| INSTRUCTIONS TO FOLLOW |
Write out the entries verbatim and leave the images out of the copy.

Chart and figure data
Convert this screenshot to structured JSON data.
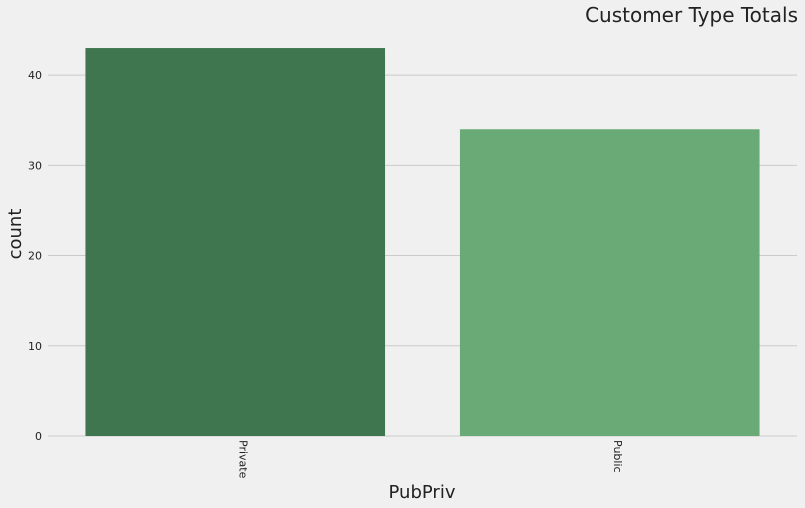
{
  "chart_data": {
    "type": "bar",
    "title": "Customer Type Totals",
    "xlabel": "PubPriv",
    "ylabel": "count",
    "categories": [
      "Private",
      "Public"
    ],
    "values": [
      43,
      34
    ],
    "colors": [
      "#3f7650",
      "#69aa76"
    ],
    "ylim": [
      0,
      45
    ],
    "yticks": [
      "0",
      "10",
      "20",
      "30",
      "40"
    ],
    "grid": true,
    "background": "#f0f0f0",
    "grid_color": "#cbcbcb"
  }
}
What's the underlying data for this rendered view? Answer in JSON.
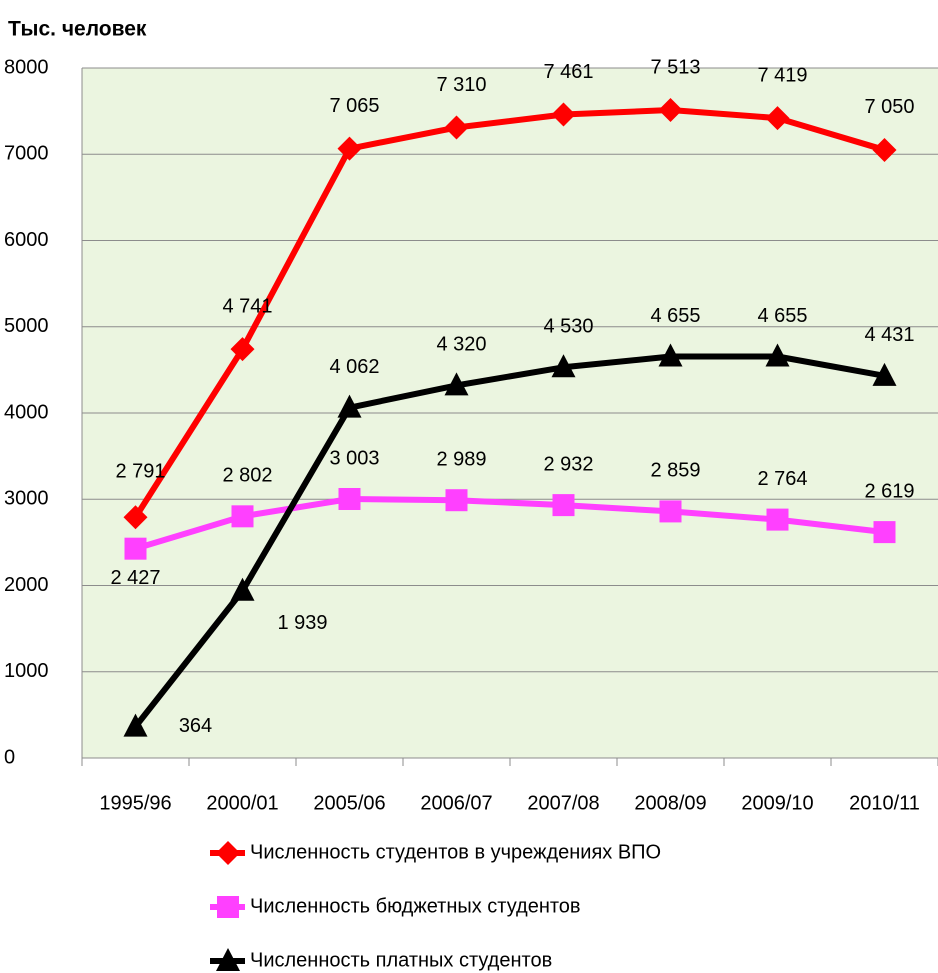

| FINISHED TASK |
Convert this screenshot to structured JSON data.
{
  "chart_data": {
    "type": "bar",
    "title": "Customer Type Totals",
    "xlabel": "PubPriv",
    "ylabel": "count",
    "categories": [
      "Private",
      "Public"
    ],
    "values": [
      43,
      34
    ],
    "colors": [
      "#3f7650",
      "#69aa76"
    ],
    "ylim": [
      0,
      45
    ],
    "yticks": [
      "0",
      "10",
      "20",
      "30",
      "40"
    ],
    "grid": true,
    "background": "#f0f0f0",
    "grid_color": "#cbcbcb"
  }
}
What's the underlying data for this rendered view? Answer in JSON.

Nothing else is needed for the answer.